Dataset records >>
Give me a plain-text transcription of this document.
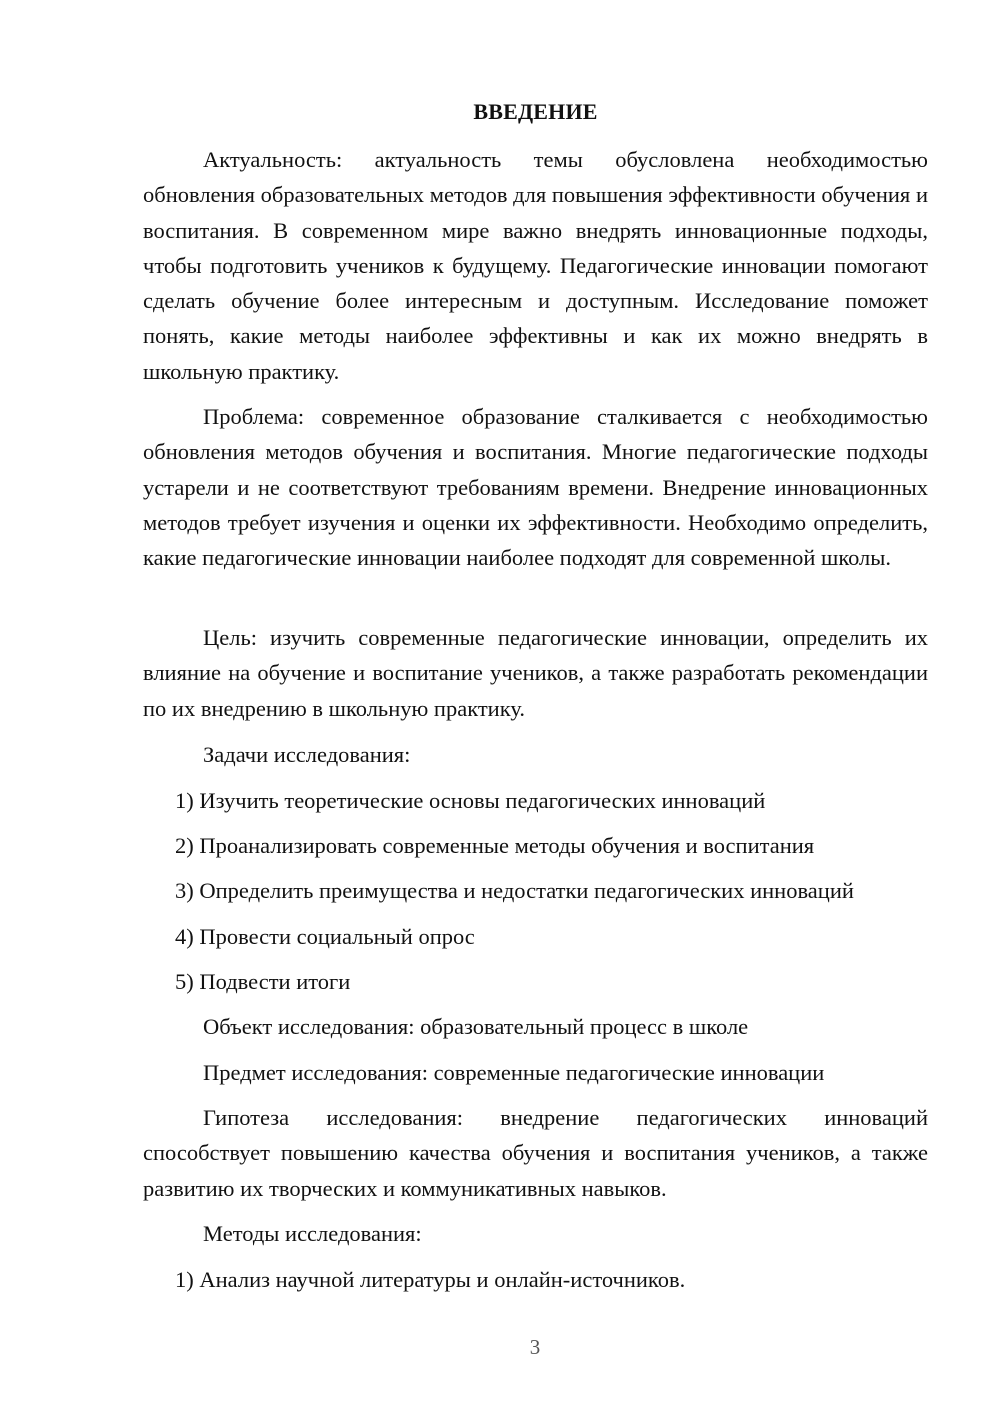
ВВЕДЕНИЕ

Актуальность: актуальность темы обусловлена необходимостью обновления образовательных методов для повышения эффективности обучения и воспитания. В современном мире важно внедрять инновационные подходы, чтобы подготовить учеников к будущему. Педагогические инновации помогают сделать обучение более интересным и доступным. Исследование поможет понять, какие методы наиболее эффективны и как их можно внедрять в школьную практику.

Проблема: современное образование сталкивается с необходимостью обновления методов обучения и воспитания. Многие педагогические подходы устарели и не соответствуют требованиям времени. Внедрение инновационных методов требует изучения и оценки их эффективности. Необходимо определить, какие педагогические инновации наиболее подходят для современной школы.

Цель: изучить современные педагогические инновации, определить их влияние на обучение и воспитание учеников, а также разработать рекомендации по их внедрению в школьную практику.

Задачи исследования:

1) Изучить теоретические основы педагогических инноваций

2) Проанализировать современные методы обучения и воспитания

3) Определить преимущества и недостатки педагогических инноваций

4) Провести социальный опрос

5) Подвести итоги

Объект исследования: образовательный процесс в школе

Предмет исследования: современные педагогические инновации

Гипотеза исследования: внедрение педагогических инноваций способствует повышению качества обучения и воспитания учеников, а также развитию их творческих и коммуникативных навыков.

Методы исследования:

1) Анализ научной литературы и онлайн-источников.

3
---
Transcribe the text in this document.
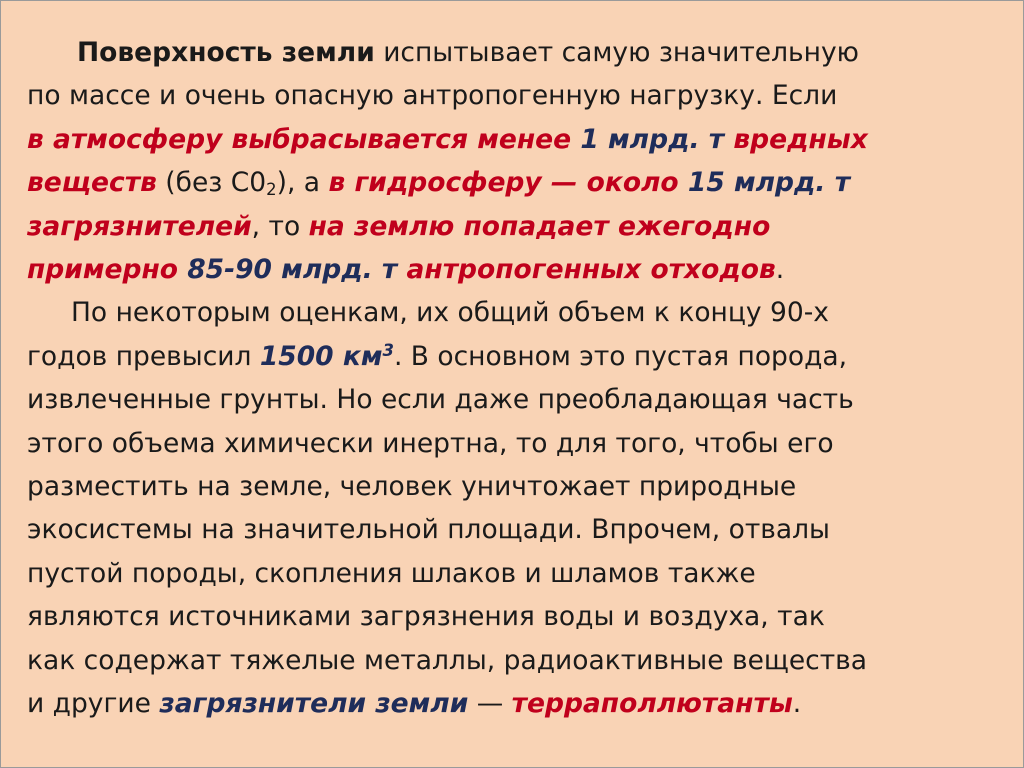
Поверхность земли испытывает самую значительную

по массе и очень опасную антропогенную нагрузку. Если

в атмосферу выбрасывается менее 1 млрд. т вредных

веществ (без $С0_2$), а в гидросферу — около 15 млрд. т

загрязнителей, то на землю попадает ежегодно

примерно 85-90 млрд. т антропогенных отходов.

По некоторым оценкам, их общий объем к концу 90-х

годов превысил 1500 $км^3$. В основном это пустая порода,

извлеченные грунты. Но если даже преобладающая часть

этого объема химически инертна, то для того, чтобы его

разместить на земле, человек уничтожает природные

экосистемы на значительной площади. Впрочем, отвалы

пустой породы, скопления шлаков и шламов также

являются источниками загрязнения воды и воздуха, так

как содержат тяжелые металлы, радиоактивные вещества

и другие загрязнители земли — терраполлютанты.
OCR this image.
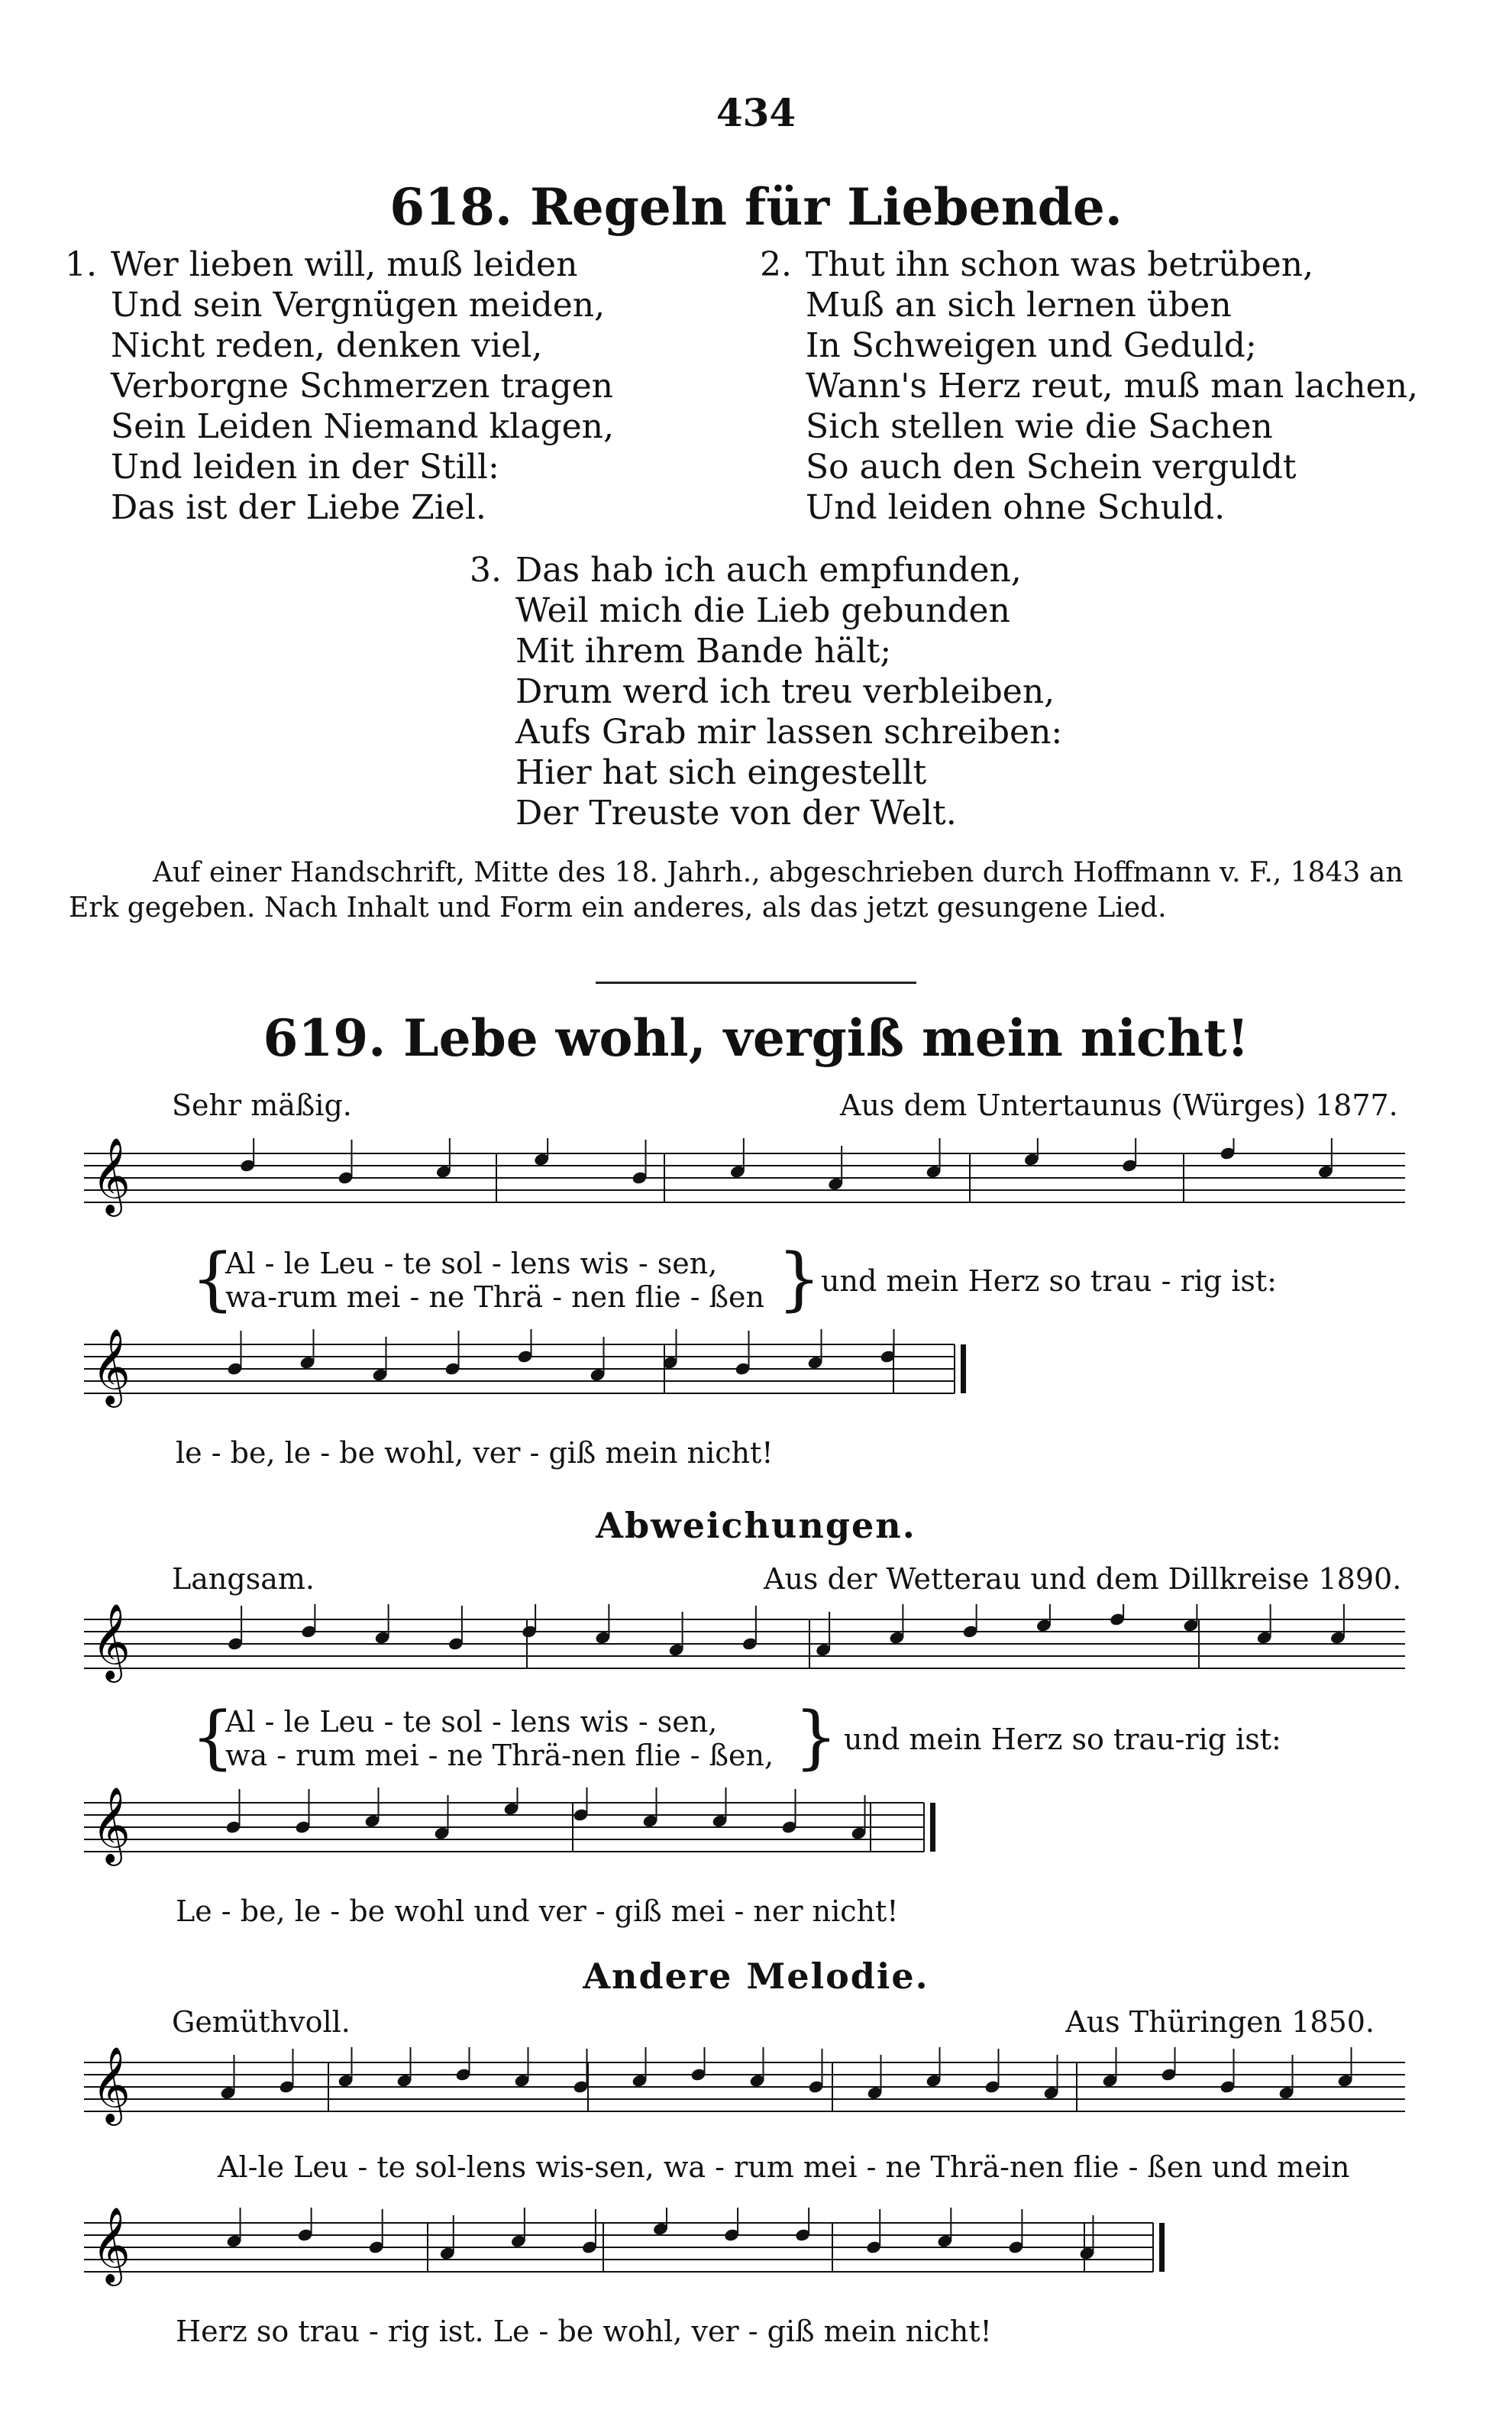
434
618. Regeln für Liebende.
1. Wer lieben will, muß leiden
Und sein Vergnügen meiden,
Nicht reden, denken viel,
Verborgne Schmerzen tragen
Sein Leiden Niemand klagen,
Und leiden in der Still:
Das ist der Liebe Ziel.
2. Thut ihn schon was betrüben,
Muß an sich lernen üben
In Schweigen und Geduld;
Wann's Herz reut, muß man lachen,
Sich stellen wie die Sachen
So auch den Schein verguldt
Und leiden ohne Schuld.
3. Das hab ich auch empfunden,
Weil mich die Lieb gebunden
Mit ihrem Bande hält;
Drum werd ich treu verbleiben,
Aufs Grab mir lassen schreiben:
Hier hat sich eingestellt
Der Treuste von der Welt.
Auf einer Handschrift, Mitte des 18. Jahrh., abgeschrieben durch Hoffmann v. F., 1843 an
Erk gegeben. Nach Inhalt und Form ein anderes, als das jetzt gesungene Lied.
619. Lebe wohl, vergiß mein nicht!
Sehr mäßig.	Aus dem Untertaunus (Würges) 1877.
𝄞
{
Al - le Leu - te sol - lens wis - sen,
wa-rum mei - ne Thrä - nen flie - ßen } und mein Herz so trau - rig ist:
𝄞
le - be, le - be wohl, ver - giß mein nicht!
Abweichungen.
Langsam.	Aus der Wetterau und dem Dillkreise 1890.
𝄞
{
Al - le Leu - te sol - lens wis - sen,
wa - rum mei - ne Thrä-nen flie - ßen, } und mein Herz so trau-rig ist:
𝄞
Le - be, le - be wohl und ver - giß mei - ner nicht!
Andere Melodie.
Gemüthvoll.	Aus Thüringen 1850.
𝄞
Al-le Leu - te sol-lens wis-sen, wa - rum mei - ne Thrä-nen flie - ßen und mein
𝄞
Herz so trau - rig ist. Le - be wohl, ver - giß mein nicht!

Directive >> Report each line in the data that holds the word "document".

Solution below >>
Give me a plain-text transcription of this document.
Transcribe the text in this document.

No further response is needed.